--- begin Records for the exercise ---

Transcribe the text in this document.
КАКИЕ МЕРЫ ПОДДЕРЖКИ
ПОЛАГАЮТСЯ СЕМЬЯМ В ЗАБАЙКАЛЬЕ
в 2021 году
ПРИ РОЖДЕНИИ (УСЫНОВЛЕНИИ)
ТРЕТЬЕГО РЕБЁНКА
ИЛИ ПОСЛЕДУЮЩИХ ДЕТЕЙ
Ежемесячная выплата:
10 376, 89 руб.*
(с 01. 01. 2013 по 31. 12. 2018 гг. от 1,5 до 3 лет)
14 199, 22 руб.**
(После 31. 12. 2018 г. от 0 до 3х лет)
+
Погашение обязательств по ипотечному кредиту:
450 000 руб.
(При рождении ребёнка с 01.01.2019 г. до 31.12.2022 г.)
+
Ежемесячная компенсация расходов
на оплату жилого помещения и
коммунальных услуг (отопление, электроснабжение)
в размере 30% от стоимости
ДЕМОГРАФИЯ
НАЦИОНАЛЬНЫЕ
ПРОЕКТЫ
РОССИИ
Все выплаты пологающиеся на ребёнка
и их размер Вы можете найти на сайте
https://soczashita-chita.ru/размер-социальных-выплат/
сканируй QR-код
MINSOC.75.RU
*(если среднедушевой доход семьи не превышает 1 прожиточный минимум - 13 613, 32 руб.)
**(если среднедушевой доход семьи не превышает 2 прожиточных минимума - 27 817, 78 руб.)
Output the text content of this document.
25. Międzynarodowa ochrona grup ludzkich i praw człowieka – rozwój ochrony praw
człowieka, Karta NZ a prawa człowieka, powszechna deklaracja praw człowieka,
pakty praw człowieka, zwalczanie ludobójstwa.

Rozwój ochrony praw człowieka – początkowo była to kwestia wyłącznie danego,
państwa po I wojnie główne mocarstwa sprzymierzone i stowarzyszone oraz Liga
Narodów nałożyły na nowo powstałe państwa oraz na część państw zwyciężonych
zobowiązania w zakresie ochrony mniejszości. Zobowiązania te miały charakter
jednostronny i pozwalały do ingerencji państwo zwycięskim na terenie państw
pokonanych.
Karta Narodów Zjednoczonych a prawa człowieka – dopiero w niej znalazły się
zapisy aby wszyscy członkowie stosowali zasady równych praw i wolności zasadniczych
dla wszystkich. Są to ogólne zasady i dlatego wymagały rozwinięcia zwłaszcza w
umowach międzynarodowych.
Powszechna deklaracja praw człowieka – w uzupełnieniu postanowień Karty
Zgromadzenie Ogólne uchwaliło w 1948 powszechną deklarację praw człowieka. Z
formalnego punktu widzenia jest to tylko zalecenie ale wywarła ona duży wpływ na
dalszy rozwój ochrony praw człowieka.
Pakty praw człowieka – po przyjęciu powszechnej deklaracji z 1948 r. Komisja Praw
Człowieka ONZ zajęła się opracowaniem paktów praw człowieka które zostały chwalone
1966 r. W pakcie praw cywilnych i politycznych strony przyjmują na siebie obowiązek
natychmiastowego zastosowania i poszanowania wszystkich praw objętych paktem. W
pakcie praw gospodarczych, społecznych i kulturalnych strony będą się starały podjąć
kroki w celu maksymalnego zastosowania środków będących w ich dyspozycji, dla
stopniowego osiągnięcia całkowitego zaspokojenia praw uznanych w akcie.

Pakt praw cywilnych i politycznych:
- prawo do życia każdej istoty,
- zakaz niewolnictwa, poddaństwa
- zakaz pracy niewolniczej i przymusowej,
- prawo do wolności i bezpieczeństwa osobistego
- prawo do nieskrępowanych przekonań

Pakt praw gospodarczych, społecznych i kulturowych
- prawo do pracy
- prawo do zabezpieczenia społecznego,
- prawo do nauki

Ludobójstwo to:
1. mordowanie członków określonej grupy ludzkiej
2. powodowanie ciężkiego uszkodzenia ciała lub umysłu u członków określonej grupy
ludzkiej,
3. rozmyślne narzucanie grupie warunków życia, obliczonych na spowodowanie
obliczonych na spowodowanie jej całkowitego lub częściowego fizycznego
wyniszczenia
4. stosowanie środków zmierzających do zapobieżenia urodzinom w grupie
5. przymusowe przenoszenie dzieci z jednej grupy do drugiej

--- end Records for the exercise ---

** Description of the task **
Find every line above that contains the word "prawa", and return each one.

** Answer to this exercise **
człowieka, Karta NZ a prawa człowieka, powszechna deklaracja praw człowieka,
Karta Narodów Zjednoczonych a prawa człowieka – dopiero w niej znalazły się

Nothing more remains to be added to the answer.